What this task involves: For every line in the records that has the word "symbol", make a copy.

Exercise data:
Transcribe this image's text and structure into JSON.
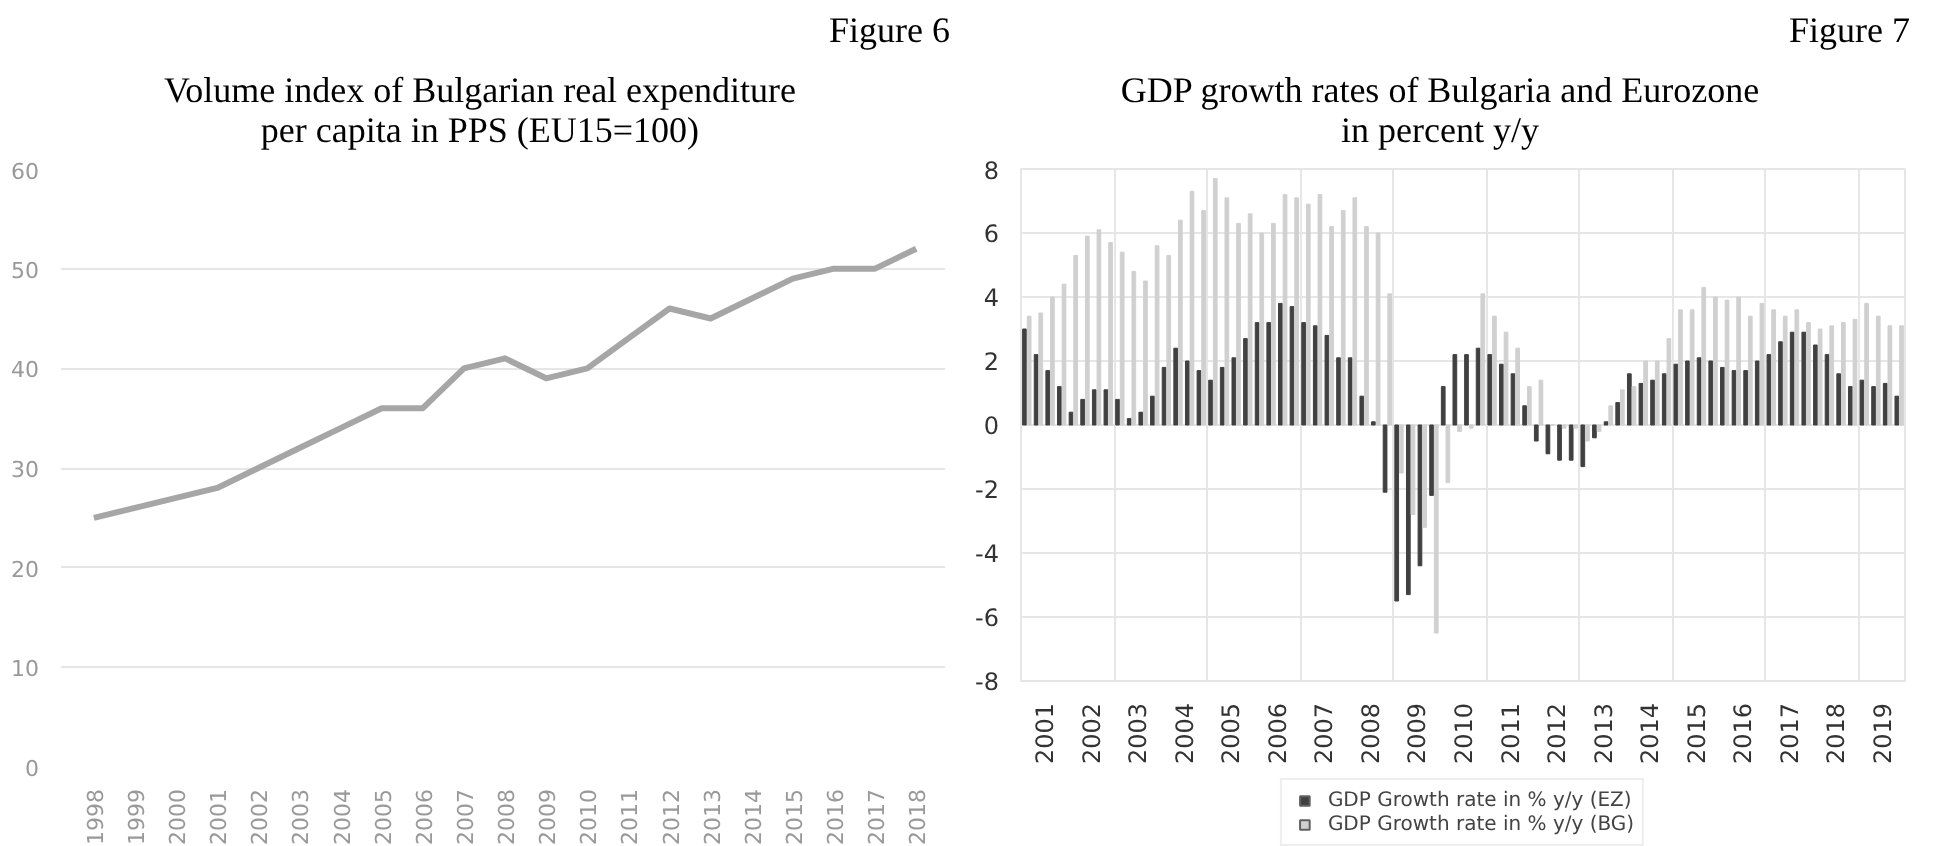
{
  "chart_data": [
    {
      "type": "line",
      "title": "Volume index of Bulgarian real expenditure per capita in PPS (EU15=100)",
      "annotations": [
        "Figure 6"
      ],
      "categories": [
        "1998",
        "1999",
        "2000",
        "2001",
        "2002",
        "2003",
        "2004",
        "2005",
        "2006",
        "2007",
        "2008",
        "2009",
        "2010",
        "2011",
        "2012",
        "2013",
        "2014",
        "2015",
        "2016",
        "2017",
        "2018"
      ],
      "values": [
        25,
        26,
        27,
        28,
        30,
        32,
        34,
        36,
        36,
        40,
        41,
        39,
        40,
        43,
        46,
        45,
        47,
        49,
        50,
        50,
        52
      ],
      "color": "#a6a6a6",
      "ylim": [
        0,
        60
      ],
      "yticks": [
        0,
        10,
        20,
        30,
        40,
        50,
        60
      ],
      "grid": "y"
    },
    {
      "type": "bar",
      "title": "GDP growth rates of Bulgaria and Eurozone in percent y/y",
      "annotations": [
        "Figure 7"
      ],
      "x": [
        2001.125,
        2001.375,
        2001.625,
        2001.875,
        2002.125,
        2002.375,
        2002.625,
        2002.875,
        2003.125,
        2003.375,
        2003.625,
        2003.875,
        2004.125,
        2004.375,
        2004.625,
        2004.875,
        2005.125,
        2005.375,
        2005.625,
        2005.875,
        2006.125,
        2006.375,
        2006.625,
        2006.875,
        2007.125,
        2007.375,
        2007.625,
        2007.875,
        2008.125,
        2008.375,
        2008.625,
        2008.875,
        2009.125,
        2009.375,
        2009.625,
        2009.875,
        2010.125,
        2010.375,
        2010.625,
        2010.875,
        2011.125,
        2011.375,
        2011.625,
        2011.875,
        2012.125,
        2012.375,
        2012.625,
        2012.875,
        2013.125,
        2013.375,
        2013.625,
        2013.875,
        2014.125,
        2014.375,
        2014.625,
        2014.875,
        2015.125,
        2015.375,
        2015.625,
        2015.875,
        2016.125,
        2016.375,
        2016.625,
        2016.875,
        2017.125,
        2017.375,
        2017.625,
        2017.875,
        2018.125,
        2018.375,
        2018.625,
        2018.875,
        2019.125,
        2019.375,
        2019.625,
        2019.875
      ],
      "series": [
        {
          "name": "GDP Growth rate in % y/y (EZ)",
          "color": "#404040",
          "values": [
            3.0,
            2.2,
            1.7,
            1.2,
            0.4,
            0.8,
            1.1,
            1.1,
            0.8,
            0.2,
            0.4,
            0.9,
            1.8,
            2.4,
            2.0,
            1.7,
            1.4,
            1.8,
            2.1,
            2.7,
            3.2,
            3.2,
            3.8,
            3.7,
            3.2,
            3.1,
            2.8,
            2.1,
            2.1,
            0.9,
            0.1,
            -2.1,
            -5.5,
            -5.3,
            -4.4,
            -2.2,
            1.2,
            2.2,
            2.2,
            2.4,
            2.2,
            1.9,
            1.6,
            0.6,
            -0.5,
            -0.9,
            -1.1,
            -1.1,
            -1.3,
            -0.4,
            0.1,
            0.7,
            1.6,
            1.3,
            1.4,
            1.6,
            1.9,
            2.0,
            2.1,
            2.0,
            1.8,
            1.7,
            1.7,
            2.0,
            2.2,
            2.6,
            2.9,
            2.9,
            2.5,
            2.2,
            1.6,
            1.2,
            1.4,
            1.2,
            1.3,
            0.9
          ]
        },
        {
          "name": "GDP Growth rate in % y/y (BG)",
          "color": "#d0d0d0",
          "values": [
            3.4,
            3.5,
            4.0,
            4.4,
            5.3,
            5.9,
            6.1,
            5.7,
            5.4,
            4.8,
            4.5,
            5.6,
            5.3,
            6.4,
            7.3,
            6.7,
            7.7,
            7.1,
            6.3,
            6.6,
            6.0,
            6.3,
            7.2,
            7.1,
            6.9,
            7.2,
            6.2,
            6.7,
            7.1,
            6.2,
            6.0,
            4.1,
            -1.5,
            -2.8,
            -3.2,
            -6.5,
            -1.8,
            -0.2,
            -0.1,
            4.1,
            3.4,
            2.9,
            2.4,
            1.2,
            1.4,
            0.0,
            -0.1,
            -0.1,
            -0.5,
            -0.2,
            0.6,
            1.1,
            1.2,
            2.0,
            2.0,
            2.7,
            3.6,
            3.6,
            4.3,
            4.0,
            3.9,
            4.0,
            3.4,
            3.8,
            3.6,
            3.4,
            3.6,
            3.2,
            3.0,
            3.1,
            3.2,
            3.3,
            3.8,
            3.4,
            3.1,
            3.1
          ]
        }
      ],
      "xlim": [
        2001,
        2020
      ],
      "xticks": [
        {
          "value": 2001.5,
          "label": "2001"
        },
        {
          "value": 2002.5,
          "label": "2002"
        },
        {
          "value": 2003.5,
          "label": "2003"
        },
        {
          "value": 2004.5,
          "label": "2004"
        },
        {
          "value": 2005.5,
          "label": "2005"
        },
        {
          "value": 2006.5,
          "label": "2006"
        },
        {
          "value": 2007.5,
          "label": "2007"
        },
        {
          "value": 2008.5,
          "label": "2008"
        },
        {
          "value": 2009.5,
          "label": "2009"
        },
        {
          "value": 2010.5,
          "label": "2010"
        },
        {
          "value": 2011.5,
          "label": "2011"
        },
        {
          "value": 2012.5,
          "label": "2012"
        },
        {
          "value": 2013.5,
          "label": "2013"
        },
        {
          "value": 2014.5,
          "label": "2014"
        },
        {
          "value": 2015.5,
          "label": "2015"
        },
        {
          "value": 2016.5,
          "label": "2016"
        },
        {
          "value": 2017.5,
          "label": "2017"
        },
        {
          "value": 2018.5,
          "label": "2018"
        },
        {
          "value": 2019.5,
          "label": "2019"
        },
        {
          "value": 2003,
          "label": null
        },
        {
          "value": 2005,
          "label": null
        },
        {
          "value": 2007,
          "label": null
        },
        {
          "value": 2009,
          "label": null
        },
        {
          "value": 2011,
          "label": null
        },
        {
          "value": 2013,
          "label": null
        },
        {
          "value": 2015,
          "label": null
        },
        {
          "value": 2017,
          "label": null
        },
        {
          "value": 2019,
          "label": null
        }
      ],
      "ylim": [
        -8,
        8
      ],
      "yticks": [
        -8,
        -6,
        -4,
        -2,
        0,
        2,
        4,
        6,
        8
      ],
      "grid": true,
      "legend": "bottom"
    }
  ]
}
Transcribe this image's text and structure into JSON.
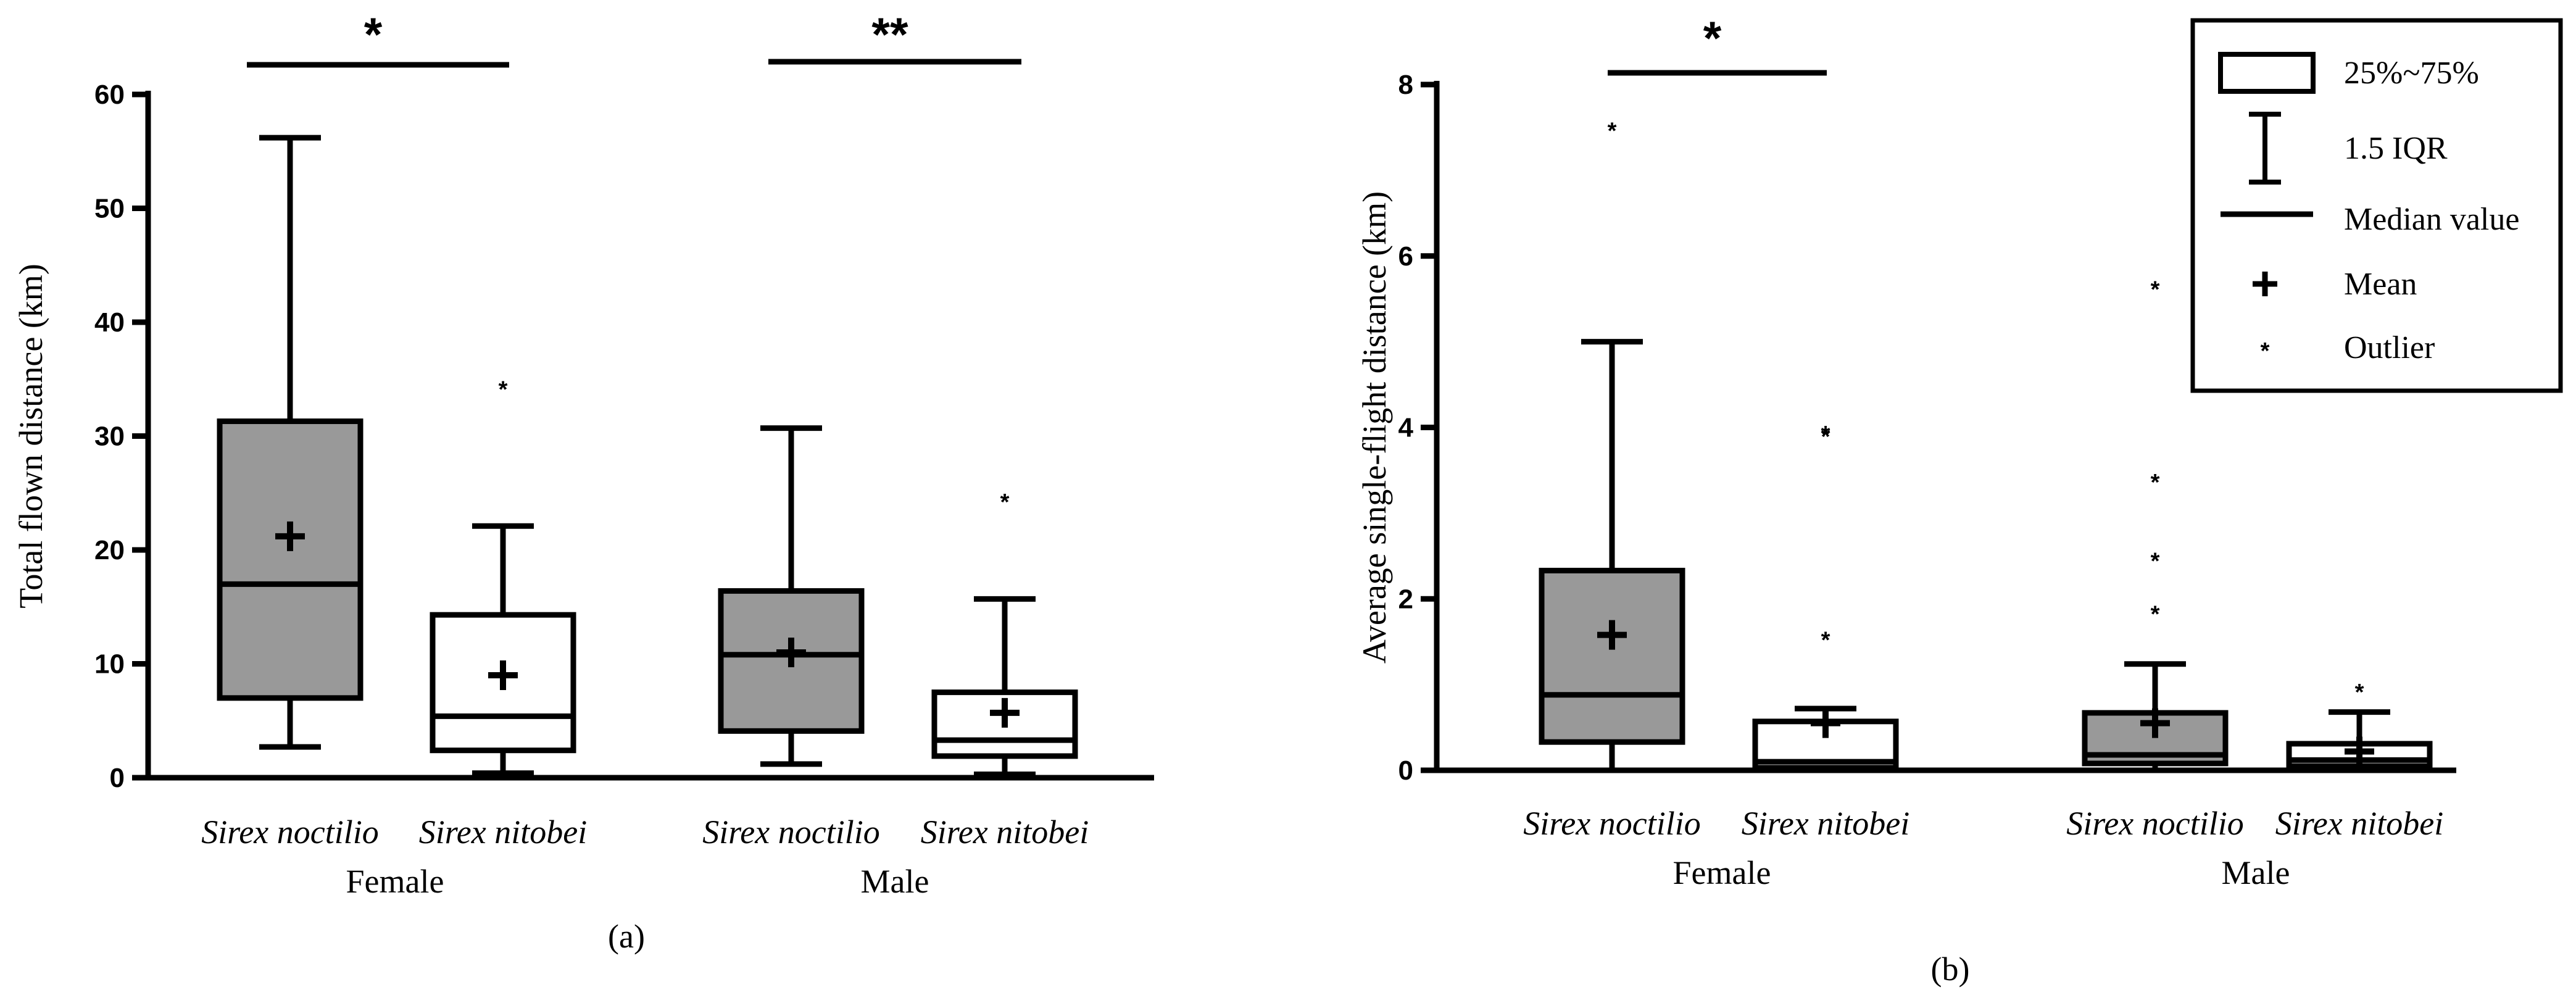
{
  "chart_data": [
    {
      "panel": "(a)",
      "type": "box",
      "ylabel": "Total flown distance (km)",
      "ylim": [
        0,
        60
      ],
      "yticks": [
        0,
        10,
        20,
        30,
        40,
        50,
        60
      ],
      "groups": [
        "Female",
        "Male"
      ],
      "species": [
        "Sirex noctilio",
        "Sirex nitobei"
      ],
      "boxes": [
        {
          "name": "Sirex noctilio",
          "group": "Female",
          "fill": "#999999",
          "whisker_low": 2.7,
          "q1": 7.0,
          "median": 17.0,
          "q3": 31.3,
          "whisker_high": 56.2,
          "mean": 21.2,
          "outliers": []
        },
        {
          "name": "Sirex nitobei",
          "group": "Female",
          "fill": "#ffffff",
          "whisker_low": 0.4,
          "q1": 2.4,
          "median": 5.4,
          "q3": 14.3,
          "whisker_high": 22.1,
          "mean": 9.0,
          "outliers": [
            34.4
          ]
        },
        {
          "name": "Sirex noctilio",
          "group": "Male",
          "fill": "#999999",
          "whisker_low": 1.2,
          "q1": 4.1,
          "median": 10.8,
          "q3": 16.4,
          "whisker_high": 30.7,
          "mean": 11.0,
          "outliers": []
        },
        {
          "name": "Sirex nitobei",
          "group": "Male",
          "fill": "#ffffff",
          "whisker_low": 0.3,
          "q1": 1.9,
          "median": 3.3,
          "q3": 7.5,
          "whisker_high": 15.7,
          "mean": 5.7,
          "outliers": [
            24.5
          ]
        }
      ],
      "significance": [
        {
          "group": "Female",
          "label": "*"
        },
        {
          "group": "Male",
          "label": "**"
        }
      ]
    },
    {
      "panel": "(b)",
      "type": "box",
      "ylabel": "Average single-flight distance (km)",
      "ylim": [
        0,
        8
      ],
      "yticks": [
        0,
        2,
        4,
        6,
        8
      ],
      "groups": [
        "Female",
        "Male"
      ],
      "species": [
        "Sirex noctilio",
        "Sirex nitobei"
      ],
      "boxes": [
        {
          "name": "Sirex noctilio",
          "group": "Female",
          "fill": "#999999",
          "whisker_low": 0.0,
          "q1": 0.33,
          "median": 0.88,
          "q3": 2.33,
          "whisker_high": 5.0,
          "mean": 1.58,
          "outliers": [
            7.5
          ]
        },
        {
          "name": "Sirex nitobei",
          "group": "Female",
          "fill": "#ffffff",
          "whisker_low": 0.0,
          "q1": 0.03,
          "median": 0.1,
          "q3": 0.57,
          "whisker_high": 0.72,
          "mean": 0.55,
          "outliers": [
            1.56,
            3.93,
            3.96
          ]
        },
        {
          "name": "Sirex noctilio",
          "group": "Male",
          "fill": "#999999",
          "whisker_low": 0.0,
          "q1": 0.08,
          "median": 0.18,
          "q3": 0.67,
          "whisker_high": 1.24,
          "mean": 0.55,
          "outliers": [
            1.86,
            2.48,
            3.4,
            5.65
          ]
        },
        {
          "name": "Sirex nitobei",
          "group": "Male",
          "fill": "#ffffff",
          "whisker_low": 0.0,
          "q1": 0.05,
          "median": 0.12,
          "q3": 0.31,
          "whisker_high": 0.68,
          "mean": 0.22,
          "outliers": [
            0.95
          ]
        }
      ],
      "significance": [
        {
          "group": "Female",
          "label": "*"
        }
      ]
    }
  ],
  "legend": {
    "items": [
      {
        "symbol": "box",
        "label": "25%~75%"
      },
      {
        "symbol": "whisker",
        "label": "1.5 IQR"
      },
      {
        "symbol": "line",
        "label": "Median value"
      },
      {
        "symbol": "plus",
        "label": "Mean"
      },
      {
        "symbol": "star",
        "label": "Outlier"
      }
    ]
  },
  "colors": {
    "noctilio_fill": "#999999",
    "nitobei_fill": "#ffffff",
    "stroke": "#000000"
  }
}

Exercise result:
        "symbol": "box",
        "symbol": "whisker",
        "symbol": "line",
        "symbol": "plus",
        "symbol": "star",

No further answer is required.